- _TASK PROMPT_:
Give back the whole listing exactly as shown.

Data items:
- - - - -
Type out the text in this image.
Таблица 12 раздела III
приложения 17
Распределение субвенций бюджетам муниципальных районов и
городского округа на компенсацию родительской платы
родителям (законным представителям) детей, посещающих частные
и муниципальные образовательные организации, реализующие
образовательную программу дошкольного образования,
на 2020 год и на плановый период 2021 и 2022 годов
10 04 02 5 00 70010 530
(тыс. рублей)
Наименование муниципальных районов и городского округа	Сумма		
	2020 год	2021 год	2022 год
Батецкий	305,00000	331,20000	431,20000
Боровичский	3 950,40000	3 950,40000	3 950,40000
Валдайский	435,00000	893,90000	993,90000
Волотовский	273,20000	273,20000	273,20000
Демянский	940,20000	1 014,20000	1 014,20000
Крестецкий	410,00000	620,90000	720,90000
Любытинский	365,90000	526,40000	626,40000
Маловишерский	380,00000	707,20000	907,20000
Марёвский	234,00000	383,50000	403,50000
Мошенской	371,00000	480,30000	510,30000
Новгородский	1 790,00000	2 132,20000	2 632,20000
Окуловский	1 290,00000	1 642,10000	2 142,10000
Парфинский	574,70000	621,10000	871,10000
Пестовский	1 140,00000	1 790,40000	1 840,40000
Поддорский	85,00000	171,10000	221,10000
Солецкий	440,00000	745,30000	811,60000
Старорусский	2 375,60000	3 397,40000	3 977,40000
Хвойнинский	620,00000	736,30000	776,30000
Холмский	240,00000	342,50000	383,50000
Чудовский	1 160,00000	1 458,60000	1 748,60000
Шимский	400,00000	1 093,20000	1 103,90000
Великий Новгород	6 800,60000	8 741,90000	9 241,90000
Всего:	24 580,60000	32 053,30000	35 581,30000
- - - - -
- _EXERCISE ANSWER_:
Type out the text in this image.
Таблица 12 раздела III
приложения 17
Распределение субвенций бюджетам муниципальных районов и
городского округа на компенсацию родительской платы
родителям (законным представителям) детей, посещающих частные
и муниципальные образовательные организации, реализующие
образовательную программу дошкольного образования,
на 2020 год и на плановый период 2021 и 2022 годов
10 04 02 5 00 70010 530
(тыс. рублей)
Наименование муниципальных районов и городского округа	Сумма		
	2020 год	2021 год	2022 год
Батецкий	305,00000	331,20000	431,20000
Боровичский	3 950,40000	3 950,40000	3 950,40000
Валдайский	435,00000	893,90000	993,90000
Волотовский	273,20000	273,20000	273,20000
Демянский	940,20000	1 014,20000	1 014,20000
Крестецкий	410,00000	620,90000	720,90000
Любытинский	365,90000	526,40000	626,40000
Маловишерский	380,00000	707,20000	907,20000
Марёвский	234,00000	383,50000	403,50000
Мошенской	371,00000	480,30000	510,30000
Новгородский	1 790,00000	2 132,20000	2 632,20000
Окуловский	1 290,00000	1 642,10000	2 142,10000
Парфинский	574,70000	621,10000	871,10000
Пестовский	1 140,00000	1 790,40000	1 840,40000
Поддорский	85,00000	171,10000	221,10000
Солецкий	440,00000	745,30000	811,60000
Старорусский	2 375,60000	3 397,40000	3 977,40000
Хвойнинский	620,00000	736,30000	776,30000
Холмский	240,00000	342,50000	383,50000
Чудовский	1 160,00000	1 458,60000	1 748,60000
Шимский	400,00000	1 093,20000	1 103,90000
Великий Новгород	6 800,60000	8 741,90000	9 241,90000
Всего:	24 580,60000	32 053,30000	35 581,30000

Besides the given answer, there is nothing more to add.